Quoted passage:
+ + + + +
The code would be now OK. A minor quirk: the way the old code uses i
is different from the way the paper uses i (they are related as
i\_\{paper\} = 31 \- i\_\{old\_code\}). I changed the old code so that i
is now the same than in the paper. Patch is enclosed.

-Chema

bro.current.20050910.fix_for_ip_anonymizer_in_mode_preserving_md5.diff (1.31 KB)

You're right: the padding requires adding the i value (the prefix
length). That's actually what makes 128.0.0.0 hash to something
different than 4 possible values.

I'm glad that now we agree upon this.

Still, you have to get rid of all the bits after the prefix you're
currently hashing.

Yes, that's another bug in my old code, which, apparently, wasn't well tested. :frowning:

Moreover, the padding also includes a 1 before the
zeros (the padding is the same than in RFC 1321. I wonder which is
the reason for adding a 1. Anyway, I'd respect it).

That is fine.

The code would be now OK. A minor quirk: the way the old code uses i
is different from the way the paper uses i (they are related as
i\_\{paper\} = 31 \- i\_\{old\_code\}). I changed the old code so that i
is now the same than in the paper. Patch is enclosed.

That's fine, too.

However, there's another minor tweak we need to make (I learned that in writing and testing the same anonymization function in the TCPMKPUB code). The byte-by-byte value of struct prefix currently depends on byte order of the machine. In order for Bro to produce the same results for both byte orders, we have to put the 32 bit values back to network order when assigning the struct prefix.

Thanks for looking into the code and finding the bugs!

Ruoming

Ruoming Pang wrote:

However, there's another minor tweak we need to make (I learned that in
writing and testing the same anonymization function in the TCPMKPUB
code). The byte-by-byte value of struct prefix currently depends on
byte order of the machine. In order for Bro to produce the same results
for both byte orders, we have to put the 32 bit values back to network
order when assigning the struct prefix.

That's right. I enclose the patch.

-Chema

bro.current.20050910.fix_for_ip_anonymizer_in_mode_preserving_md5.diff (1.32 KB)
+ + + + +
What this exercise asks:
**A)** From the thread about the IP anonymizer patch, reproduce the passage starting at "That is fine." and ending at "network order when assigning the struct prefix.".
**B)** In the IP anonymizer thread, what does the byte-by-byte value of struct prefix currently depend on?
+ + + + +
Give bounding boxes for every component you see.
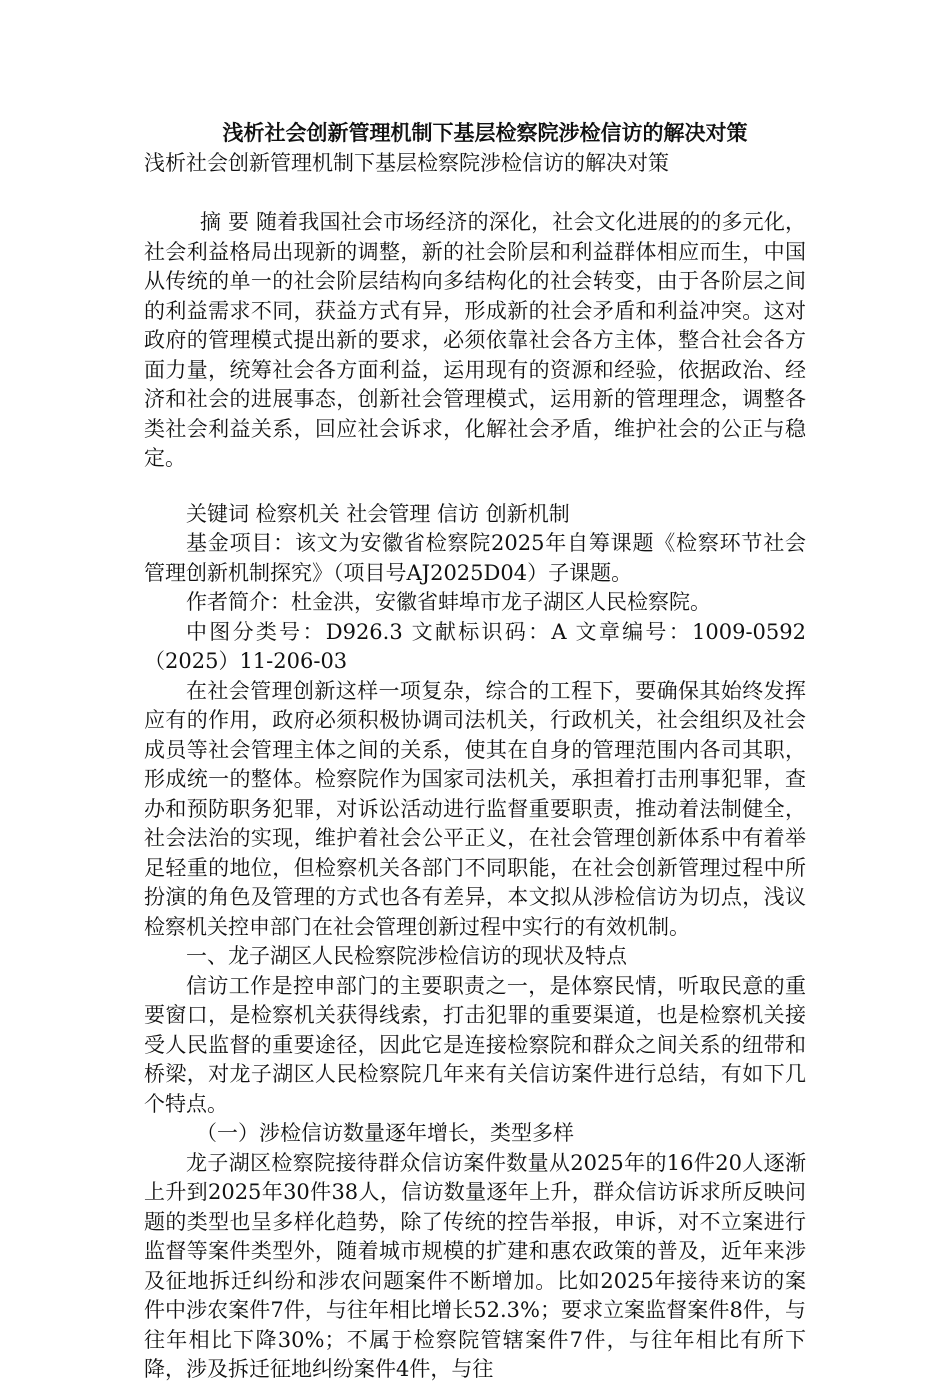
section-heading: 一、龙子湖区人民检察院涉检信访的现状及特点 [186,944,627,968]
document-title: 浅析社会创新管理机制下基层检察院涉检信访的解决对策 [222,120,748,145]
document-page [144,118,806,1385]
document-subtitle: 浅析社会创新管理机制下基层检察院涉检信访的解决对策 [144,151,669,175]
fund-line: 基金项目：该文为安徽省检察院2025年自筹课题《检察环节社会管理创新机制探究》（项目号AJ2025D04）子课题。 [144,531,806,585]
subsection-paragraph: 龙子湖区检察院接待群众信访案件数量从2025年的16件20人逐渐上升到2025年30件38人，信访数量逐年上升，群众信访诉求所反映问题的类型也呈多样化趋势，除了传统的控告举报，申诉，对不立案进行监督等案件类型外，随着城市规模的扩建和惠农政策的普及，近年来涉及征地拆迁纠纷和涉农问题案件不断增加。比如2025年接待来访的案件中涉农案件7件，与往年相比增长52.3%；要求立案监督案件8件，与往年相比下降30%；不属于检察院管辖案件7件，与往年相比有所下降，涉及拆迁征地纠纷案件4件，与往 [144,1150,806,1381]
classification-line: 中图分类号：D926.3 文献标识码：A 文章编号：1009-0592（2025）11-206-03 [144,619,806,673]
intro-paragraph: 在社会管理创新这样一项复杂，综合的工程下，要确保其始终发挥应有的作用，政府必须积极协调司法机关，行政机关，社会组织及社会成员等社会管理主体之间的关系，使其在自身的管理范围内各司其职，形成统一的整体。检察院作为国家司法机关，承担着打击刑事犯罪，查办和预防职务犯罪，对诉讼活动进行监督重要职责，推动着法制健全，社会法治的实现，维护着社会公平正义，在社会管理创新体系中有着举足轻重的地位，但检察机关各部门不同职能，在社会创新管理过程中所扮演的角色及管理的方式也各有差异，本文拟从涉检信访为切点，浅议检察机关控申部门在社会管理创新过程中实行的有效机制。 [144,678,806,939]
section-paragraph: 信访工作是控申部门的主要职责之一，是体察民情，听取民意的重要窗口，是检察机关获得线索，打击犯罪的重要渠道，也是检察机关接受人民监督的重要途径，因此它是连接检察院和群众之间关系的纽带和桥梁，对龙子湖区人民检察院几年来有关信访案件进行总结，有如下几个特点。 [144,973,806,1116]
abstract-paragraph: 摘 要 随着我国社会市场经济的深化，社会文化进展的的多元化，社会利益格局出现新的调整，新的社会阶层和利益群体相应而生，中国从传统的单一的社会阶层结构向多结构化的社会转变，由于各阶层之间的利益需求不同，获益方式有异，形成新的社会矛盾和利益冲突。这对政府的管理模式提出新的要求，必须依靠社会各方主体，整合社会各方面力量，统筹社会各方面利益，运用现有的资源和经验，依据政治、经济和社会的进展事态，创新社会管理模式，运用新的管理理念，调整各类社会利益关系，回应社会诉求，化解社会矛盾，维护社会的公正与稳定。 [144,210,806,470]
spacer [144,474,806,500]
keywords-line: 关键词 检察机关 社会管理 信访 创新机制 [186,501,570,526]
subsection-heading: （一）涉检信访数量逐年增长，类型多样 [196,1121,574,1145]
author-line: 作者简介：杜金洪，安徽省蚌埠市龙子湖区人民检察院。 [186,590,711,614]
+ + + + +
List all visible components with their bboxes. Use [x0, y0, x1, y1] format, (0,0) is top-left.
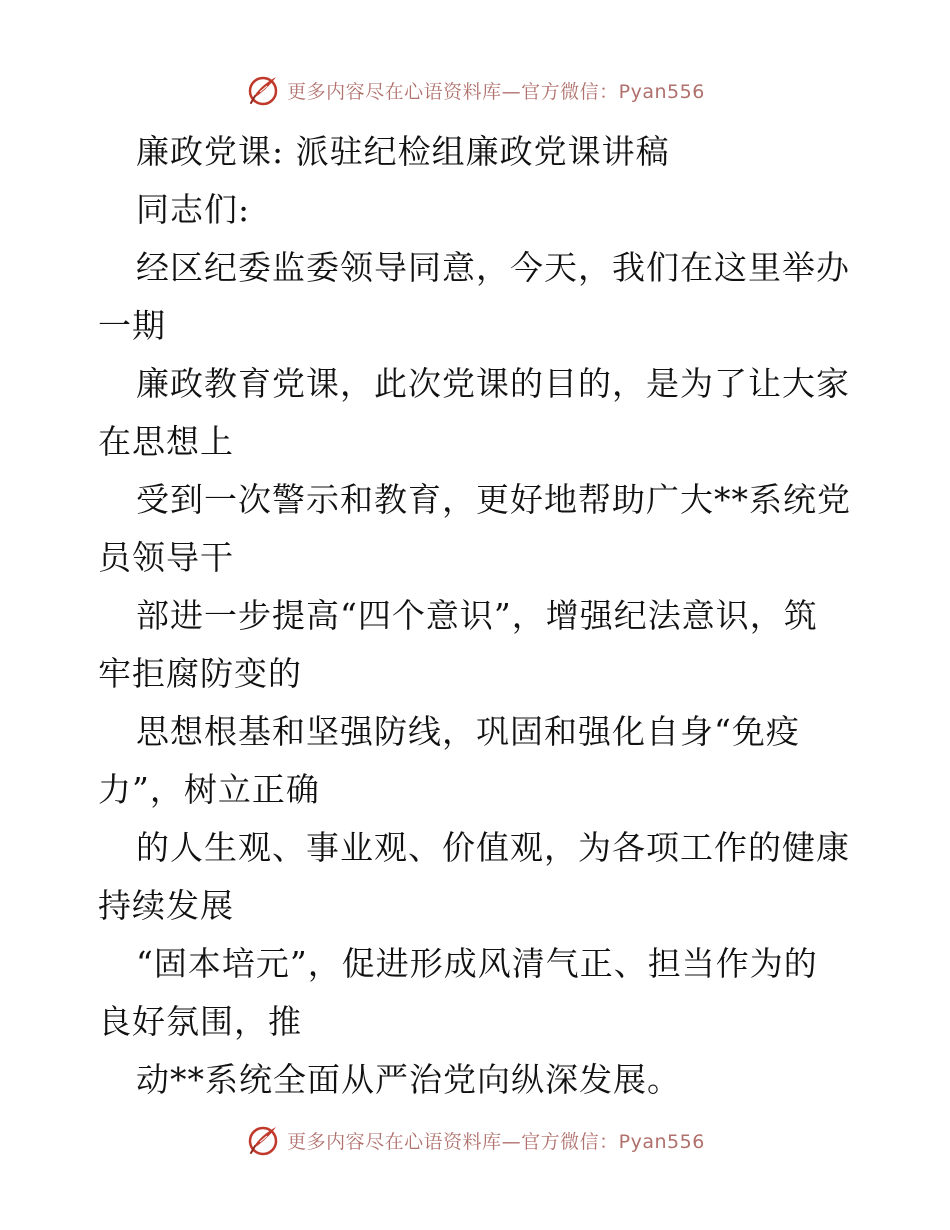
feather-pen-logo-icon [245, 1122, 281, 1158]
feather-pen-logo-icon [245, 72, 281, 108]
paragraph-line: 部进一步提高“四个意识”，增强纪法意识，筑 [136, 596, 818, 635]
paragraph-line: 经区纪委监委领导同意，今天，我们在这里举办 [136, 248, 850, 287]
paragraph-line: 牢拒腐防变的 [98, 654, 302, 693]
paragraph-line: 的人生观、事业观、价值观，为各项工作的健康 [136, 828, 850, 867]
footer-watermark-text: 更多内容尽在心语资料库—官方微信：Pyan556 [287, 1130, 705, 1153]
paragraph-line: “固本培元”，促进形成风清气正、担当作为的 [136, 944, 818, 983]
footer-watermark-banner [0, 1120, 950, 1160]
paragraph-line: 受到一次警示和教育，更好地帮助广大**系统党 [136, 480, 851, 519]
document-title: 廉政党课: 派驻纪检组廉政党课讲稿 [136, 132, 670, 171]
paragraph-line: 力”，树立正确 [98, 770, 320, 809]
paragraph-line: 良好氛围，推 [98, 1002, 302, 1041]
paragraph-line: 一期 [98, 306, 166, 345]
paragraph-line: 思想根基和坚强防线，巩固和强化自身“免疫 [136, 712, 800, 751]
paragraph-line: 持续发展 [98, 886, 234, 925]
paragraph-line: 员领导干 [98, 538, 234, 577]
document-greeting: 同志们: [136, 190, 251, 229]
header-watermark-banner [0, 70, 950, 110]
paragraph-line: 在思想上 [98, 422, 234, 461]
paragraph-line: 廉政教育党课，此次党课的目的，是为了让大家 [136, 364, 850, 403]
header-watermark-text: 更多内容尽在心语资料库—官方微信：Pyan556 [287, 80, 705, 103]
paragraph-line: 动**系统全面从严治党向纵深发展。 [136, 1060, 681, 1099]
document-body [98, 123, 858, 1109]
+ + + + +
Exercise solutions:
**A)**
That is fine.

The code would be now OK. A minor quirk: the way the old code uses i
is different from the way the paper uses i (they are related as
i\_\{paper\} = 31 \- i\_\{old\_code\}). I changed the old code so that i
is now the same than in the paper. Patch is enclosed.

That's fine, too.

However, there's another minor tweak we need to make (I learned that in writing and testing the same anonymization function in the TCPMKPUB code). The byte-by-byte value of struct prefix currently depends on byte order of the machine. In order for Bro to produce the same results for both byte orders, we have to put the 32 bit values back to network order when assigning the struct prefix.

**B)** The byte order of the machine.